• _Work to be completed_: What you return must match the entries word for word, minus the pictures.

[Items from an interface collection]
Content starts

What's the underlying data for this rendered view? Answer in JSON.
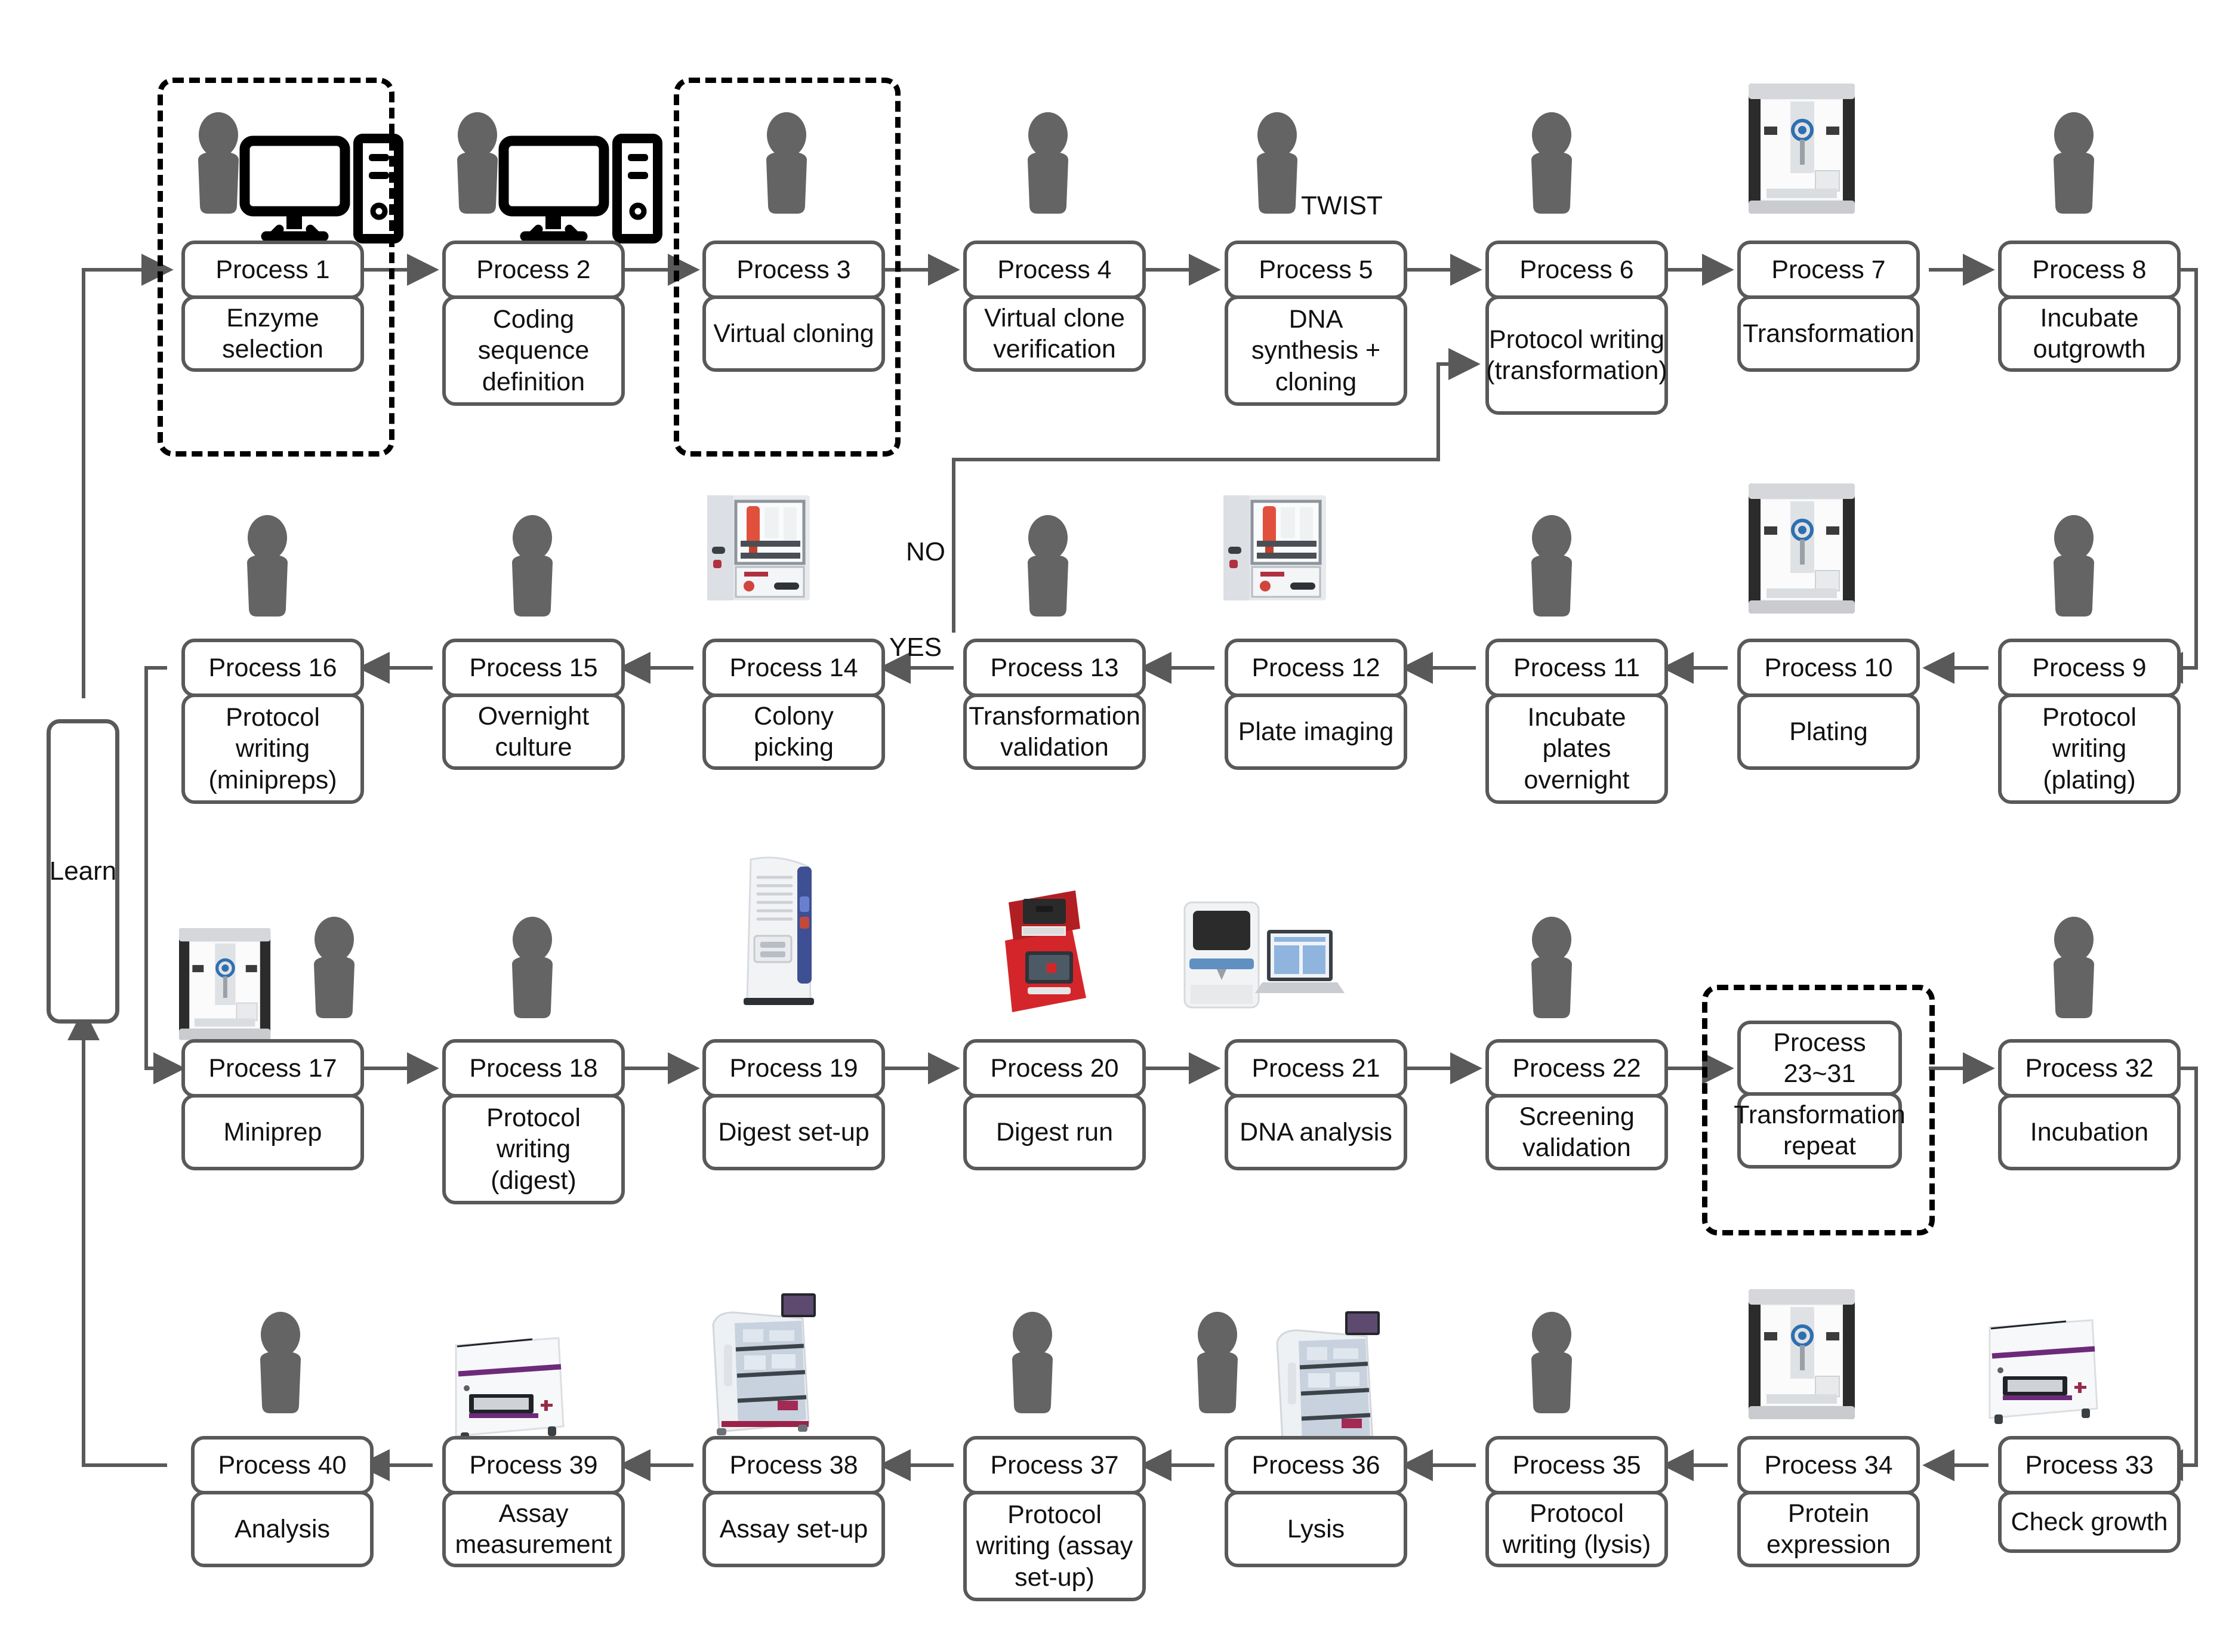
{
  "diagram": {
    "title": "Automated protein engineering workflow (Process 1 - Process 40)",
    "colors": {
      "box_border": "#595959",
      "box_fill": "#FFFFFF",
      "group_border": "#000000",
      "arrow": "#595959",
      "person_icon": "#646464",
      "text": "#111111"
    },
    "learn": {
      "label": "Learn"
    },
    "annotations": [
      {
        "id": "twist",
        "text": "TWIST"
      },
      {
        "id": "no",
        "text": "NO"
      },
      {
        "id": "yes",
        "text": "YES"
      }
    ],
    "groups": [
      {
        "id": "group-p1",
        "contains": [
          "Process 1"
        ]
      },
      {
        "id": "group-p3",
        "contains": [
          "Process 3"
        ]
      },
      {
        "id": "group-p23-31",
        "contains": [
          "Process 23~31"
        ]
      }
    ],
    "rows": [
      {
        "id": "row-1",
        "direction": "left-to-right",
        "nodes": [
          {
            "id": "p1",
            "title": "Process 1",
            "desc": "Enzyme selection",
            "actor": "person",
            "device": "computer"
          },
          {
            "id": "p2",
            "title": "Process 2",
            "desc": "Coding sequence definition",
            "actor": "person",
            "device": "computer"
          },
          {
            "id": "p3",
            "title": "Process 3",
            "desc": "Virtual cloning",
            "actor": "person",
            "device": "none"
          },
          {
            "id": "p4",
            "title": "Process 4",
            "desc": "Virtual clone verification",
            "actor": "person",
            "device": "none"
          },
          {
            "id": "p5",
            "title": "Process 5",
            "desc": "DNA synthesis + cloning",
            "actor": "person",
            "device": "none",
            "note": "TWIST"
          },
          {
            "id": "p6",
            "title": "Process 6",
            "desc": "Protocol writing (transformation)",
            "actor": "person",
            "device": "none"
          },
          {
            "id": "p7",
            "title": "Process 7",
            "desc": "Transformation",
            "actor": "none",
            "device": "opentrons"
          },
          {
            "id": "p8",
            "title": "Process 8",
            "desc": "Incubate outgrowth",
            "actor": "person",
            "device": "none"
          }
        ]
      },
      {
        "id": "row-2",
        "direction": "right-to-left",
        "nodes": [
          {
            "id": "p9",
            "title": "Process 9",
            "desc": "Protocol writing (plating)",
            "actor": "person",
            "device": "none"
          },
          {
            "id": "p10",
            "title": "Process 10",
            "desc": "Plating",
            "actor": "none",
            "device": "opentrons"
          },
          {
            "id": "p11",
            "title": "Process 11",
            "desc": "Incubate plates overnight",
            "actor": "person",
            "device": "none"
          },
          {
            "id": "p12",
            "title": "Process 12",
            "desc": "Plate imaging",
            "actor": "none",
            "device": "pixl"
          },
          {
            "id": "p13",
            "title": "Process 13",
            "desc": "Transformation validation",
            "actor": "person",
            "device": "none"
          },
          {
            "id": "p14",
            "title": "Process 14",
            "desc": "Colony picking",
            "actor": "none",
            "device": "pixl"
          },
          {
            "id": "p15",
            "title": "Process 15",
            "desc": "Overnight culture",
            "actor": "person",
            "device": "none"
          },
          {
            "id": "p16",
            "title": "Process 16",
            "desc": "Protocol writing (minipreps)",
            "actor": "person",
            "device": "none"
          }
        ]
      },
      {
        "id": "row-3",
        "direction": "left-to-right",
        "nodes": [
          {
            "id": "p17",
            "title": "Process 17",
            "desc": "Miniprep",
            "actor": "person",
            "device": "opentrons"
          },
          {
            "id": "p18",
            "title": "Process 18",
            "desc": "Protocol writing (digest)",
            "actor": "person",
            "device": "none"
          },
          {
            "id": "p19",
            "title": "Process 19",
            "desc": "Digest set-up",
            "actor": "none",
            "device": "pipette-tower"
          },
          {
            "id": "p20",
            "title": "Process 20",
            "desc": "Digest run",
            "actor": "none",
            "device": "thermocycler"
          },
          {
            "id": "p21",
            "title": "Process 21",
            "desc": "DNA analysis",
            "actor": "none",
            "device": "analyzer-laptop"
          },
          {
            "id": "p22",
            "title": "Process 22",
            "desc": "Screening validation",
            "actor": "person",
            "device": "none"
          },
          {
            "id": "p23",
            "title": "Process 23~31",
            "desc": "Transformation repeat",
            "actor": "none",
            "device": "none"
          },
          {
            "id": "p32",
            "title": "Process 32",
            "desc": "Incubation",
            "actor": "person",
            "device": "none"
          }
        ]
      },
      {
        "id": "row-4",
        "direction": "right-to-left",
        "nodes": [
          {
            "id": "p33",
            "title": "Process 33",
            "desc": "Check growth",
            "actor": "none",
            "device": "clariostar"
          },
          {
            "id": "p34",
            "title": "Process 34",
            "desc": "Protein expression",
            "actor": "none",
            "device": "opentrons"
          },
          {
            "id": "p35",
            "title": "Process 35",
            "desc": "Protocol writing (lysis)",
            "actor": "person",
            "device": "none"
          },
          {
            "id": "p36",
            "title": "Process 36",
            "desc": "Lysis",
            "actor": "person",
            "device": "incubator-shaker"
          },
          {
            "id": "p37",
            "title": "Process 37",
            "desc": "Protocol writing (assay set-up)",
            "actor": "person",
            "device": "none"
          },
          {
            "id": "p38",
            "title": "Process 38",
            "desc": "Assay set-up",
            "actor": "none",
            "device": "incubator-shaker"
          },
          {
            "id": "p39",
            "title": "Process 39",
            "desc": "Assay measurement",
            "actor": "none",
            "device": "clariostar"
          },
          {
            "id": "p40",
            "title": "Process 40",
            "desc": "Analysis",
            "actor": "person",
            "device": "none"
          }
        ]
      }
    ]
  }
}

Content ends

• _Written answer_:
What's the underlying data for this rendered view? Answer in JSON.
{
  "diagram": {
    "title": "Automated protein engineering workflow (Process 1 - Process 40)",
    "colors": {
      "box_border": "#595959",
      "box_fill": "#FFFFFF",
      "group_border": "#000000",
      "arrow": "#595959",
      "person_icon": "#646464",
      "text": "#111111"
    },
    "learn": {
      "label": "Learn"
    },
    "annotations": [
      {
        "id": "twist",
        "text": "TWIST"
      },
      {
        "id": "no",
        "text": "NO"
      },
      {
        "id": "yes",
        "text": "YES"
      }
    ],
    "groups": [
      {
        "id": "group-p1",
        "contains": [
          "Process 1"
        ]
      },
      {
        "id": "group-p3",
        "contains": [
          "Process 3"
        ]
      },
      {
        "id": "group-p23-31",
        "contains": [
          "Process 23~31"
        ]
      }
    ],
    "rows": [
      {
        "id": "row-1",
        "direction": "left-to-right",
        "nodes": [
          {
            "id": "p1",
            "title": "Process 1",
            "desc": "Enzyme selection",
            "actor": "person",
            "device": "computer"
          },
          {
            "id": "p2",
            "title": "Process 2",
            "desc": "Coding sequence definition",
            "actor": "person",
            "device": "computer"
          },
          {
            "id": "p3",
            "title": "Process 3",
            "desc": "Virtual cloning",
            "actor": "person",
            "device": "none"
          },
          {
            "id": "p4",
            "title": "Process 4",
            "desc": "Virtual clone verification",
            "actor": "person",
            "device": "none"
          },
          {
            "id": "p5",
            "title": "Process 5",
            "desc": "DNA synthesis + cloning",
            "actor": "person",
            "device": "none",
            "note": "TWIST"
          },
          {
            "id": "p6",
            "title": "Process 6",
            "desc": "Protocol writing (transformation)",
            "actor": "person",
            "device": "none"
          },
          {
            "id": "p7",
            "title": "Process 7",
            "desc": "Transformation",
            "actor": "none",
            "device": "opentrons"
          },
          {
            "id": "p8",
            "title": "Process 8",
            "desc": "Incubate outgrowth",
            "actor": "person",
            "device": "none"
          }
        ]
      },
      {
        "id": "row-2",
        "direction": "right-to-left",
        "nodes": [
          {
            "id": "p9",
            "title": "Process 9",
            "desc": "Protocol writing (plating)",
            "actor": "person",
            "device": "none"
          },
          {
            "id": "p10",
            "title": "Process 10",
            "desc": "Plating",
            "actor": "none",
            "device": "opentrons"
          },
          {
            "id": "p11",
            "title": "Process 11",
            "desc": "Incubate plates overnight",
            "actor": "person",
            "device": "none"
          },
          {
            "id": "p12",
            "title": "Process 12",
            "desc": "Plate imaging",
            "actor": "none",
            "device": "pixl"
          },
          {
            "id": "p13",
            "title": "Process 13",
            "desc": "Transformation validation",
            "actor": "person",
            "device": "none"
          },
          {
            "id": "p14",
            "title": "Process 14",
            "desc": "Colony picking",
            "actor": "none",
            "device": "pixl"
          },
          {
            "id": "p15",
            "title": "Process 15",
            "desc": "Overnight culture",
            "actor": "person",
            "device": "none"
          },
          {
            "id": "p16",
            "title": "Process 16",
            "desc": "Protocol writing (minipreps)",
            "actor": "person",
            "device": "none"
          }
        ]
      },
      {
        "id": "row-3",
        "direction": "left-to-right",
        "nodes": [
          {
            "id": "p17",
            "title": "Process 17",
            "desc": "Miniprep",
            "actor": "person",
            "device": "opentrons"
          },
          {
            "id": "p18",
            "title": "Process 18",
            "desc": "Protocol writing (digest)",
            "actor": "person",
            "device": "none"
          },
          {
            "id": "p19",
            "title": "Process 19",
            "desc": "Digest set-up",
            "actor": "none",
            "device": "pipette-tower"
          },
          {
            "id": "p20",
            "title": "Process 20",
            "desc": "Digest run",
            "actor": "none",
            "device": "thermocycler"
          },
          {
            "id": "p21",
            "title": "Process 21",
            "desc": "DNA analysis",
            "actor": "none",
            "device": "analyzer-laptop"
          },
          {
            "id": "p22",
            "title": "Process 22",
            "desc": "Screening validation",
            "actor": "person",
            "device": "none"
          },
          {
            "id": "p23",
            "title": "Process 23~31",
            "desc": "Transformation repeat",
            "actor": "none",
            "device": "none"
          },
          {
            "id": "p32",
            "title": "Process 32",
            "desc": "Incubation",
            "actor": "person",
            "device": "none"
          }
        ]
      },
      {
        "id": "row-4",
        "direction": "right-to-left",
        "nodes": [
          {
            "id": "p33",
            "title": "Process 33",
            "desc": "Check growth",
            "actor": "none",
            "device": "clariostar"
          },
          {
            "id": "p34",
            "title": "Process 34",
            "desc": "Protein expression",
            "actor": "none",
            "device": "opentrons"
          },
          {
            "id": "p35",
            "title": "Process 35",
            "desc": "Protocol writing (lysis)",
            "actor": "person",
            "device": "none"
          },
          {
            "id": "p36",
            "title": "Process 36",
            "desc": "Lysis",
            "actor": "person",
            "device": "incubator-shaker"
          },
          {
            "id": "p37",
            "title": "Process 37",
            "desc": "Protocol writing (assay set-up)",
            "actor": "person",
            "device": "none"
          },
          {
            "id": "p38",
            "title": "Process 38",
            "desc": "Assay set-up",
            "actor": "none",
            "device": "incubator-shaker"
          },
          {
            "id": "p39",
            "title": "Process 39",
            "desc": "Assay measurement",
            "actor": "none",
            "device": "clariostar"
          },
          {
            "id": "p40",
            "title": "Process 40",
            "desc": "Analysis",
            "actor": "person",
            "device": "none"
          }
        ]
      }
    ]
  }
}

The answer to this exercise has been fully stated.